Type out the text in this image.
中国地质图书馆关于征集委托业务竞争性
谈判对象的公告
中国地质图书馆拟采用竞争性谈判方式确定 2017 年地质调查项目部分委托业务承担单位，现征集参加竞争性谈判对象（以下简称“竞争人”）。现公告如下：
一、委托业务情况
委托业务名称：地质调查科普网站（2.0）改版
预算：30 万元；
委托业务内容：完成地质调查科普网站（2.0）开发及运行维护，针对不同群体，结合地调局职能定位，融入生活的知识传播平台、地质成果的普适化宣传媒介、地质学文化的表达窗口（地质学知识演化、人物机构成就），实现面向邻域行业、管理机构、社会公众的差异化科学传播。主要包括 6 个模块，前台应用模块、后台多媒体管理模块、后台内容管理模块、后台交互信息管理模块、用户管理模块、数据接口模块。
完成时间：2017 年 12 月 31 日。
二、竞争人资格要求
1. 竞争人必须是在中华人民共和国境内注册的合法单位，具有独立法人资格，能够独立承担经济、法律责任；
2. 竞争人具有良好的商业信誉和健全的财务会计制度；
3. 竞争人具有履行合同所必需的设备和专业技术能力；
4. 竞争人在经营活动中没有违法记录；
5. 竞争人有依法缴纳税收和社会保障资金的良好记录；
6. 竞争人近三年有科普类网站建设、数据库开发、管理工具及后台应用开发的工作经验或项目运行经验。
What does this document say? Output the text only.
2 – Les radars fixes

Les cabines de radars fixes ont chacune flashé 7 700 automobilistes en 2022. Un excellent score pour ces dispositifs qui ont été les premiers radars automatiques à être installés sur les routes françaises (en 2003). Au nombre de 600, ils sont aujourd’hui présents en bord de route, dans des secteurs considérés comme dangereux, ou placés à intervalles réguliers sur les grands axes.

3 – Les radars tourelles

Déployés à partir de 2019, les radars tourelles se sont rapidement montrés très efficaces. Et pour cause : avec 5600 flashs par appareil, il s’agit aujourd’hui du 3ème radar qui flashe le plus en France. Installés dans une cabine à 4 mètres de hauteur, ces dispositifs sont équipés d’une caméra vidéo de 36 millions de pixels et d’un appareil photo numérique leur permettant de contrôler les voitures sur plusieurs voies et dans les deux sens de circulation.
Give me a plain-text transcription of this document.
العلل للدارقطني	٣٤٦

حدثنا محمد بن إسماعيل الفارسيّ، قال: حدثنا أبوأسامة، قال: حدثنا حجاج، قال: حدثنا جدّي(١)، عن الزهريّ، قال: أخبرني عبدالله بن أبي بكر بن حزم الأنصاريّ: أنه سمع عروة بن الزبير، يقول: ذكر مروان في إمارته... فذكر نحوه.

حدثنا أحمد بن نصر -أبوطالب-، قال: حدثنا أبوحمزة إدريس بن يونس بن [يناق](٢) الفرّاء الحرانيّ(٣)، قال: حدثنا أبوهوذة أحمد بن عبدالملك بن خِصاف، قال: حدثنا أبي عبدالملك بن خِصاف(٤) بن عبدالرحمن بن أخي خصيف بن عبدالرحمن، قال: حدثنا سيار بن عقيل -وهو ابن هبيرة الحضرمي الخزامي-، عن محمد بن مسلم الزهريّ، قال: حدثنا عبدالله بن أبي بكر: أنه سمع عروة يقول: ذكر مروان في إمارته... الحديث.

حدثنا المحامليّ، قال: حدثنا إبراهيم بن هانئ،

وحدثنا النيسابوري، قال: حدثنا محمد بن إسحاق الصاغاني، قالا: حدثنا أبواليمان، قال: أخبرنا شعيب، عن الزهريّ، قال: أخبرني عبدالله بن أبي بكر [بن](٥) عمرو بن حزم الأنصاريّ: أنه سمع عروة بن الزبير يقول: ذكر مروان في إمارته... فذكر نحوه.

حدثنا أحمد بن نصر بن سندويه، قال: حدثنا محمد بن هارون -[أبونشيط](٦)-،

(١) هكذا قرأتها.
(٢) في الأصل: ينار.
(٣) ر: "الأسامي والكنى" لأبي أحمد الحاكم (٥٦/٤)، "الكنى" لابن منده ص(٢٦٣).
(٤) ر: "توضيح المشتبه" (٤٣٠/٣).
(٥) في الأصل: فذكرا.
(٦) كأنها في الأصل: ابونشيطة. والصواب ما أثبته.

— Prompt —
Extract every entry above as it appears.

— Final result —
Type out the text in this image.
中国地质图书馆关于征集委托业务竞争性
谈判对象的公告
中国地质图书馆拟采用竞争性谈判方式确定 2017 年地质调查项目部分委托业务承担单位，现征集参加竞争性谈判对象（以下简称“竞争人”）。现公告如下：
一、委托业务情况
委托业务名称：地质调查科普网站（2.0）改版
预算：30 万元；
委托业务内容：完成地质调查科普网站（2.0）开发及运行维护，针对不同群体，结合地调局职能定位，融入生活的知识传播平台、地质成果的普适化宣传媒介、地质学文化的表达窗口（地质学知识演化、人物机构成就），实现面向邻域行业、管理机构、社会公众的差异化科学传播。主要包括 6 个模块，前台应用模块、后台多媒体管理模块、后台内容管理模块、后台交互信息管理模块、用户管理模块、数据接口模块。
完成时间：2017 年 12 月 31 日。
二、竞争人资格要求
1. 竞争人必须是在中华人民共和国境内注册的合法单位，具有独立法人资格，能够独立承担经济、法律责任；
2. 竞争人具有良好的商业信誉和健全的财务会计制度；
3. 竞争人具有履行合同所必需的设备和专业技术能力；
4. 竞争人在经营活动中没有违法记录；
5. 竞争人有依法缴纳税收和社会保障资金的良好记录；
6. 竞争人近三年有科普类网站建设、数据库开发、管理工具及后台应用开发的工作经验或项目运行经验。
What does this document say? Output the text only.
2 – Les radars fixes

Les cabines de radars fixes ont chacune flashé 7 700 automobilistes en 2022. Un excellent score pour ces dispositifs qui ont été les premiers radars automatiques à être installés sur les routes françaises (en 2003). Au nombre de 600, ils sont aujourd’hui présents en bord de route, dans des secteurs considérés comme dangereux, ou placés à intervalles réguliers sur les grands axes.

3 – Les radars tourelles

Déployés à partir de 2019, les radars tourelles se sont rapidement montrés très efficaces. Et pour cause : avec 5600 flashs par appareil, il s’agit aujourd’hui du 3ème radar qui flashe le plus en France. Installés dans une cabine à 4 mètres de hauteur, ces dispositifs sont équipés d’une caméra vidéo de 36 millions de pixels et d’un appareil photo numérique leur permettant de contrôler les voitures sur plusieurs voies et dans les deux sens de circulation.
Give me a plain-text transcription of this document.
العلل للدارقطني	٣٤٦

حدثنا محمد بن إسماعيل الفارسيّ، قال: حدثنا أبوأسامة، قال: حدثنا حجاج، قال: حدثنا جدّي(١)، عن الزهريّ، قال: أخبرني عبدالله بن أبي بكر بن حزم الأنصاريّ: أنه سمع عروة بن الزبير، يقول: ذكر مروان في إمارته... فذكر نحوه.

حدثنا أحمد بن نصر -أبوطالب-، قال: حدثنا أبوحمزة إدريس بن يونس بن [يناق](٢) الفرّاء الحرانيّ(٣)، قال: حدثنا أبوهوذة أحمد بن عبدالملك بن خِصاف، قال: حدثنا أبي عبدالملك بن خِصاف(٤) بن عبدالرحمن بن أخي خصيف بن عبدالرحمن، قال: حدثنا سيار بن عقيل -وهو ابن هبيرة الحضرمي الخزامي-، عن محمد بن مسلم الزهريّ، قال: حدثنا عبدالله بن أبي بكر: أنه سمع عروة يقول: ذكر مروان في إمارته... الحديث.

حدثنا المحامليّ، قال: حدثنا إبراهيم بن هانئ،

وحدثنا النيسابوري، قال: حدثنا محمد بن إسحاق الصاغاني، قالا: حدثنا أبواليمان، قال: أخبرنا شعيب، عن الزهريّ، قال: أخبرني عبدالله بن أبي بكر [بن](٥) عمرو بن حزم الأنصاريّ: أنه سمع عروة بن الزبير يقول: ذكر مروان في إمارته... فذكر نحوه.

حدثنا أحمد بن نصر بن سندويه، قال: حدثنا محمد بن هارون -[أبونشيط](٦)-،

(١) هكذا قرأتها.
(٢) في الأصل: ينار.
(٣) ر: "الأسامي والكنى" لأبي أحمد الحاكم (٥٦/٤)، "الكنى" لابن منده ص(٢٦٣).
(٤) ر: "توضيح المشتبه" (٤٣٠/٣).
(٥) في الأصل: فذكرا.
(٦) كأنها في الأصل: ابونشيطة. والصواب ما أثبته.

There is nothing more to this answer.